[Records from a collection of figures]
[BEGIN]
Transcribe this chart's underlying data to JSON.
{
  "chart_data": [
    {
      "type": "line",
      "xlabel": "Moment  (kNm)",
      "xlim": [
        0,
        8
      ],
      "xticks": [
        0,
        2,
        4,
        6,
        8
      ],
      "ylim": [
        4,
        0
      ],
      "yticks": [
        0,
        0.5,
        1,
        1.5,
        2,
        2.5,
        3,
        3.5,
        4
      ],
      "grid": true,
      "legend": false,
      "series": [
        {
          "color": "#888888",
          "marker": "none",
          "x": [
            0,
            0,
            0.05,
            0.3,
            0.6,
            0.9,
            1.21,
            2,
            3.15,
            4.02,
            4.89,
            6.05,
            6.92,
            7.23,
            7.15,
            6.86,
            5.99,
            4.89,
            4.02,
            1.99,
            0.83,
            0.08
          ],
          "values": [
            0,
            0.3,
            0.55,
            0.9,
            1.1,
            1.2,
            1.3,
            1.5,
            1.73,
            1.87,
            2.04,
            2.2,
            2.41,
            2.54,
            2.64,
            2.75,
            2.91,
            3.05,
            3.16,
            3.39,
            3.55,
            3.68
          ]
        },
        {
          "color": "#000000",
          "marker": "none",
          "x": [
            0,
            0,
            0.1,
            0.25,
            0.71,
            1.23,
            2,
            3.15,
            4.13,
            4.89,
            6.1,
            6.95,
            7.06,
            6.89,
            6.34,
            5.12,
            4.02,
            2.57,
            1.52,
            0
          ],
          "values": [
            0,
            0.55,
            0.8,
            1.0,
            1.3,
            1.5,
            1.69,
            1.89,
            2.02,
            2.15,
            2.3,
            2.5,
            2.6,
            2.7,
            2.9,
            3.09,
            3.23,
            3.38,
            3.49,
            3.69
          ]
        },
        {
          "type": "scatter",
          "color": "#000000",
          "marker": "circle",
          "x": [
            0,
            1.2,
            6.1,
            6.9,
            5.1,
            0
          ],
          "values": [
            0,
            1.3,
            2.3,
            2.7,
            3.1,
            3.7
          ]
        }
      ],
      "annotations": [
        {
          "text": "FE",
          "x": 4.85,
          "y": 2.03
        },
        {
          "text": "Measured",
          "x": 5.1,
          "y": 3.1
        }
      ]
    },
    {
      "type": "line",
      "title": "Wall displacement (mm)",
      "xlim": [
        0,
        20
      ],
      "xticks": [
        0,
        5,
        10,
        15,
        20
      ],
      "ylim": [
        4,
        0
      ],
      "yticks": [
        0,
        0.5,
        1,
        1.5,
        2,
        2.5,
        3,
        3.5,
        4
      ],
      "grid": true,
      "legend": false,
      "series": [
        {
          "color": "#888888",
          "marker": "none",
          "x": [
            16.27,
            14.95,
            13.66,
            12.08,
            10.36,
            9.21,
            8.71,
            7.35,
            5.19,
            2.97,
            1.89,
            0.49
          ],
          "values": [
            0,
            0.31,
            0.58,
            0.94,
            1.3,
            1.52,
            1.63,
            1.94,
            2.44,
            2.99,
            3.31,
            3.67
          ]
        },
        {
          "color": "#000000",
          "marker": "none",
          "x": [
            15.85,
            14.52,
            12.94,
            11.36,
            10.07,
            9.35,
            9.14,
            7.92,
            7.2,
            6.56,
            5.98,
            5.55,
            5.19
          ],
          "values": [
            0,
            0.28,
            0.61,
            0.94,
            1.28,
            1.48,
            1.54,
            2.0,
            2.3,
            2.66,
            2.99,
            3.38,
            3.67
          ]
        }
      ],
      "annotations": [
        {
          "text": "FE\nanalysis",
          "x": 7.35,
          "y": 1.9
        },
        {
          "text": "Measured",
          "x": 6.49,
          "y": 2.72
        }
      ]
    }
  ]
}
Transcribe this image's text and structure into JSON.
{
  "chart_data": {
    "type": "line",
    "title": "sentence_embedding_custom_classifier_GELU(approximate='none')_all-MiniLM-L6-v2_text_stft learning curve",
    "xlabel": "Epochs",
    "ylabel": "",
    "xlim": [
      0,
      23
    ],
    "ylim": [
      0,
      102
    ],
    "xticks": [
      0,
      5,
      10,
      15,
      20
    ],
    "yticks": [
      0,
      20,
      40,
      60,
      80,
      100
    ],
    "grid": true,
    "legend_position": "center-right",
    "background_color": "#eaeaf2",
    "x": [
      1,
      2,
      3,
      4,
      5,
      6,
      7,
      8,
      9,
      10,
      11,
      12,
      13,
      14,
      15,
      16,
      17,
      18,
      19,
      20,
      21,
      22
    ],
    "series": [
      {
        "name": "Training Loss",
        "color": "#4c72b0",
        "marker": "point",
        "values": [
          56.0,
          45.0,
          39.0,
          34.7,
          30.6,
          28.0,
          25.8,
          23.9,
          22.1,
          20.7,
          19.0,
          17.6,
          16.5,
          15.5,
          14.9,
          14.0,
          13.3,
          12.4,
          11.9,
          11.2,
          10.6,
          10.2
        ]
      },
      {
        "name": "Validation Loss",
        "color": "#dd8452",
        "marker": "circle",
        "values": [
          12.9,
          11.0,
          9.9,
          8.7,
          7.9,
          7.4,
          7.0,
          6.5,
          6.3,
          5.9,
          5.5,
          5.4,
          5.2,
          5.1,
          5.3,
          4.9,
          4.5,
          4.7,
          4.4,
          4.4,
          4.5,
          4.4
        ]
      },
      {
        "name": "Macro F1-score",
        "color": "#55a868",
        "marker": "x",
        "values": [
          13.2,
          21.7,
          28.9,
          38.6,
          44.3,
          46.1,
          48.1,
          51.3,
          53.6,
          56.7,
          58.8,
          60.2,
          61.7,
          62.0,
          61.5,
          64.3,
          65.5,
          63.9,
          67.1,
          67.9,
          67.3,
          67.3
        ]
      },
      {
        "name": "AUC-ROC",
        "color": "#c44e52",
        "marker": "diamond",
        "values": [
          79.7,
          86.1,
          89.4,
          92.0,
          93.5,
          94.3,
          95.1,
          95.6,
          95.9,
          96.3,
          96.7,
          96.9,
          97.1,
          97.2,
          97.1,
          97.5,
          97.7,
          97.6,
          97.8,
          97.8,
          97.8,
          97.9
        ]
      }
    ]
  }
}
[END]
Check each line of the records above for the string "Loss", and report every line that has it.

Finished answer>
        "name": "Training Loss",
        "name": "Validation Loss",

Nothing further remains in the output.